→ **Exercise aim**
Would you copy out the whole listing exactly as given?

→ **Extracted records**

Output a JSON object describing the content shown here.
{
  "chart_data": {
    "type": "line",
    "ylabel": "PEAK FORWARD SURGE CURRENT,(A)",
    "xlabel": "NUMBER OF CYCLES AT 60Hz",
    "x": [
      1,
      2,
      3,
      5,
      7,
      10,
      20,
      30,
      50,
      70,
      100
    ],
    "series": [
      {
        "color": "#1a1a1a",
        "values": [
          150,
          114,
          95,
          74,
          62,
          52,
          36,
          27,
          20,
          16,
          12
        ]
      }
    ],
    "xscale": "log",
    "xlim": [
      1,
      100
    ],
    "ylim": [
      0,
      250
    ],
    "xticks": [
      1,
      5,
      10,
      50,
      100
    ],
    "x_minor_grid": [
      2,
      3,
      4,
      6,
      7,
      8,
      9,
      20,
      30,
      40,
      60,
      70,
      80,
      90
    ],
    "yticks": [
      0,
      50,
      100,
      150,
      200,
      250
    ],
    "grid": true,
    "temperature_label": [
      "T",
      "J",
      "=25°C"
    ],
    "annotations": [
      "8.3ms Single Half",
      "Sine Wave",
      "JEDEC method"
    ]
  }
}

→ **Solution**
Output a JSON object describing the content shown here.
{
  "chart_data": {
    "type": "line",
    "ylabel": "PEAK FORWARD SURGE CURRENT,(A)",
    "xlabel": "NUMBER OF CYCLES AT 60Hz",
    "x": [
      1,
      2,
      3,
      5,
      7,
      10,
      20,
      30,
      50,
      70,
      100
    ],
    "series": [
      {
        "color": "#1a1a1a",
        "values": [
          150,
          114,
          95,
          74,
          62,
          52,
          36,
          27,
          20,
          16,
          12
        ]
      }
    ],
    "xscale": "log",
    "xlim": [
      1,
      100
    ],
    "ylim": [
      0,
      250
    ],
    "xticks": [
      1,
      5,
      10,
      50,
      100
    ],
    "x_minor_grid": [
      2,
      3,
      4,
      6,
      7,
      8,
      9,
      20,
      30,
      40,
      60,
      70,
      80,
      90
    ],
    "yticks": [
      0,
      50,
      100,
      150,
      200,
      250
    ],
    "grid": true,
    "temperature_label": [
      "T",
      "J",
      "=25°C"
    ],
    "annotations": [
      "8.3ms Single Half",
      "Sine Wave",
      "JEDEC method"
    ]
  }
}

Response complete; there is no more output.